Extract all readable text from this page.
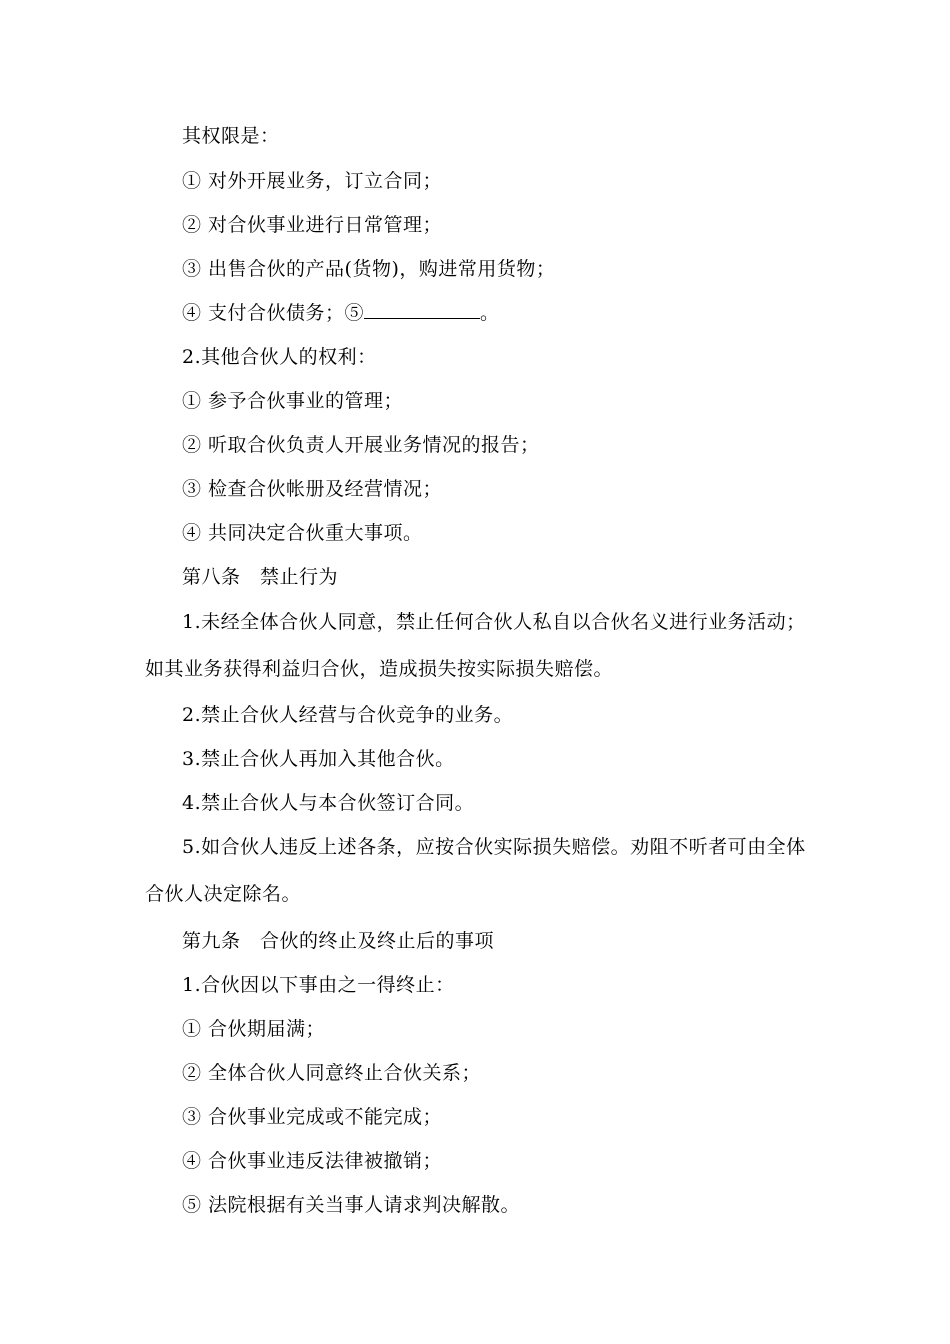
其权限是：
① 对外开展业务，订立合同；
② 对合伙事业进行日常管理；
③ 出售合伙的产品(货物)，购进常用货物；
④ 支付合伙债务；⑤	。
2.其他合伙人的权利：
① 参予合伙事业的管理；
② 听取合伙负责人开展业务情况的报告；
③ 检查合伙帐册及经营情况；
④ 共同决定合伙重大事项。
第八条　禁止行为
1.未经全体合伙人同意，禁止任何合伙人私自以合伙名义进行业务活动；
如其业务获得利益归合伙，造成损失按实际损失赔偿。
2.禁止合伙人经营与合伙竞争的业务。
3.禁止合伙人再加入其他合伙。
4.禁止合伙人与本合伙签订合同。
5.如合伙人违反上述各条，应按合伙实际损失赔偿。劝阻不听者可由全体
合伙人决定除名。
第九条　合伙的终止及终止后的事项
1.合伙因以下事由之一得终止：
① 合伙期届满；
② 全体合伙人同意终止合伙关系；
③ 合伙事业完成或不能完成；
④ 合伙事业违反法律被撤销；
⑤ 法院根据有关当事人请求判决解散。
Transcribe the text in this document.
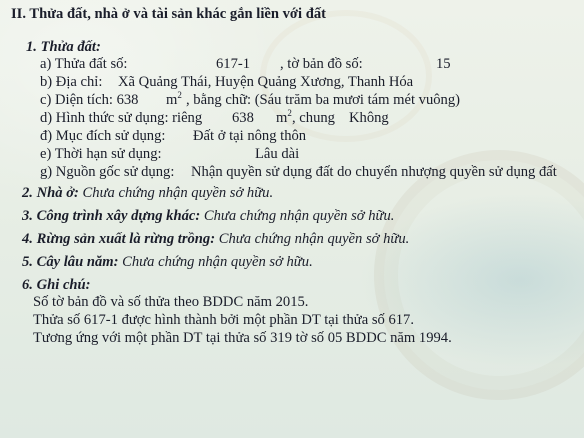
II. Thửa đất, nhà ở và tài sản khác gắn liền với đất
1. Thửa đất:
a) Thửa đất số:	617-1 , tờ bản đồ số:	15
b) Địa chỉ: Xã Quảng Thái, Huyện Quảng Xương, Thanh Hóa
c) Diện tích: 638 $m^2$ , bằng chữ: (Sáu trăm ba mươi tám mét vuông)
d) Hình thức sử dụng: riêng 638 $m^2$ , chung Không
đ) Mục đích sử dụng: Đất ở tại nông thôn
e) Thời hạn sử dụng:	Lâu dài
g) Nguồn gốc sử dụng: Nhận quyền sử dụng đất do chuyển nhượng quyền sử dụng đất
2. Nhà ở: Chưa chứng nhận quyền sở hữu.
3. Công trình xây dựng khác: Chưa chứng nhận quyền sở hữu.
4. Rừng sản xuất là rừng trồng: Chưa chứng nhận quyền sở hữu.
5. Cây lâu năm: Chưa chứng nhận quyền sở hữu.
6. Ghi chú:
Số tờ bản đồ và số thửa theo BDDC năm 2015.
Thửa số 617-1 được hình thành bởi một phần DT tại thửa số 617.
Tương ứng với một phần DT tại thửa số 319 tờ số 05 BDDC năm 1994.
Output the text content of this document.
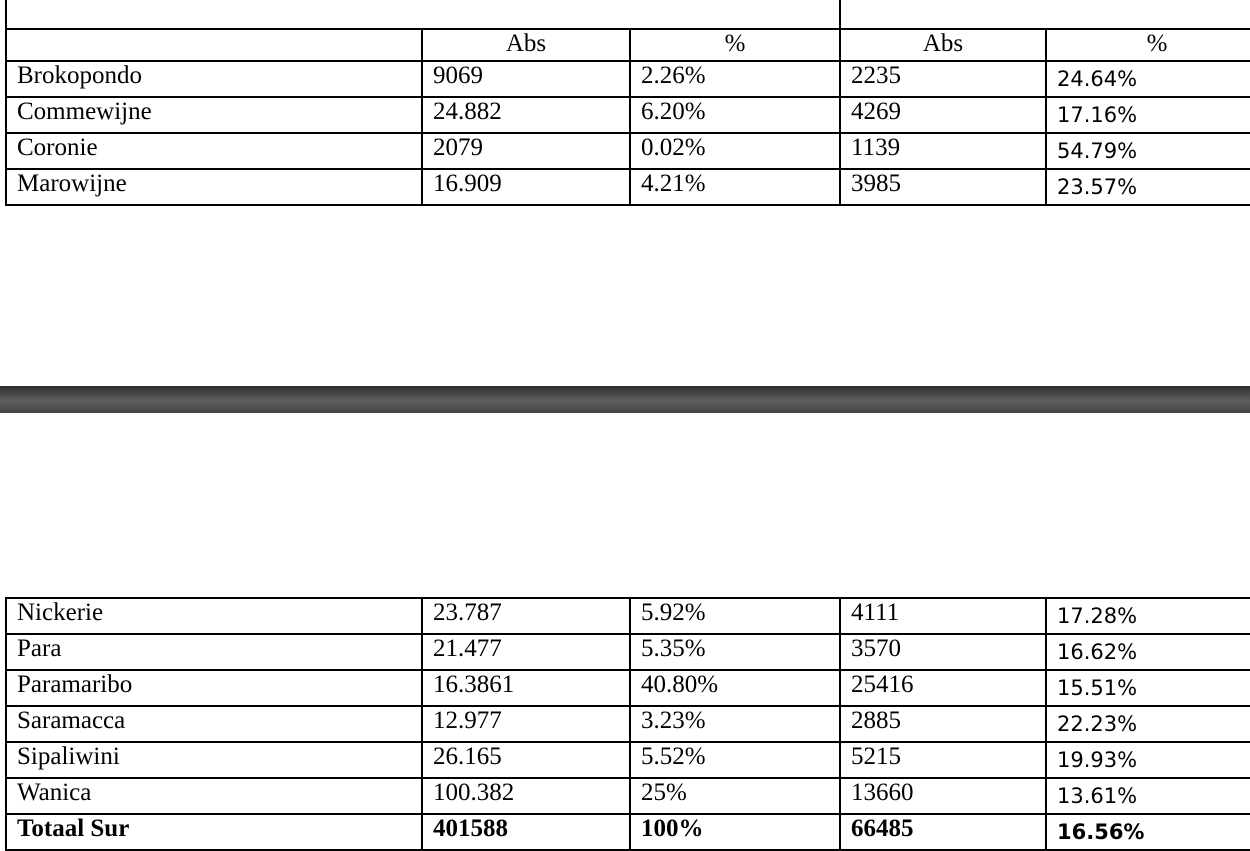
	Abs	%	Abs	%
Brokopondo	9069	2.26%	2235	24.64%
Commewijne	24.882	6.20%	4269	17.16%
Coronie	2079	0.02%	1139	54.79%
Marowijne	16.909	4.21%	3985	23.57%
Nickerie	23.787	5.92%	4111	17.28%
Para	21.477	5.35%	3570	16.62%
Paramaribo	16.3861	40.80%	25416	15.51%
Saramacca	12.977	3.23%	2885	22.23%
Sipaliwini	26.165	5.52%	5215	19.93%
Wanica	100.382	25%	13660	13.61%
Totaal Sur	401588	100%	66485	16.56%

════

◆ **What the exercise asks**
Write out the material above once more, exactly as it reads, with no pictures.

◆ **The output**
Extract all readable text from this page.
其权限是：
① 对外开展业务，订立合同；
② 对合伙事业进行日常管理；
③ 出售合伙的产品(货物)，购进常用货物；
④ 支付合伙债务；⑤	。
2.其他合伙人的权利：
① 参予合伙事业的管理；
② 听取合伙负责人开展业务情况的报告；
③ 检查合伙帐册及经营情况；
④ 共同决定合伙重大事项。
第八条　禁止行为
1.未经全体合伙人同意，禁止任何合伙人私自以合伙名义进行业务活动；
如其业务获得利益归合伙，造成损失按实际损失赔偿。
2.禁止合伙人经营与合伙竞争的业务。
3.禁止合伙人再加入其他合伙。
4.禁止合伙人与本合伙签订合同。
5.如合伙人违反上述各条，应按合伙实际损失赔偿。劝阻不听者可由全体
合伙人决定除名。
第九条　合伙的终止及终止后的事项
1.合伙因以下事由之一得终止：
① 合伙期届满；
② 全体合伙人同意终止合伙关系；
③ 合伙事业完成或不能完成；
④ 合伙事业违反法律被撤销；
⑤ 法院根据有关当事人请求判决解散。
Transcribe the text in this document.
II. Thửa đất, nhà ở và tài sản khác gắn liền với đất
1. Thửa đất:
a) Thửa đất số:	617-1 , tờ bản đồ số:	15
b) Địa chỉ: Xã Quảng Thái, Huyện Quảng Xương, Thanh Hóa
c) Diện tích: 638 $m^2$ , bằng chữ: (Sáu trăm ba mươi tám mét vuông)
d) Hình thức sử dụng: riêng 638 $m^2$ , chung Không
đ) Mục đích sử dụng: Đất ở tại nông thôn
e) Thời hạn sử dụng:	Lâu dài
g) Nguồn gốc sử dụng: Nhận quyền sử dụng đất do chuyển nhượng quyền sử dụng đất
2. Nhà ở: Chưa chứng nhận quyền sở hữu.
3. Công trình xây dựng khác: Chưa chứng nhận quyền sở hữu.
4. Rừng sản xuất là rừng trồng: Chưa chứng nhận quyền sở hữu.
5. Cây lâu năm: Chưa chứng nhận quyền sở hữu.
6. Ghi chú:
Số tờ bản đồ và số thửa theo BDDC năm 2015.
Thửa số 617-1 được hình thành bởi một phần DT tại thửa số 617.
Tương ứng với một phần DT tại thửa số 319 tờ số 05 BDDC năm 1994.
Output the text content of this document.
	Abs	%	Abs	%
Brokopondo	9069	2.26%	2235	24.64%
Commewijne	24.882	6.20%	4269	17.16%
Coronie	2079	0.02%	1139	54.79%
Marowijne	16.909	4.21%	3985	23.57%
Nickerie	23.787	5.92%	4111	17.28%
Para	21.477	5.35%	3570	16.62%
Paramaribo	16.3861	40.80%	25416	15.51%
Saramacca	12.977	3.23%	2885	22.23%
Sipaliwini	26.165	5.52%	5215	19.93%
Wanica	100.382	25%	13660	13.61%
Totaal Sur	401588	100%	66485	16.56%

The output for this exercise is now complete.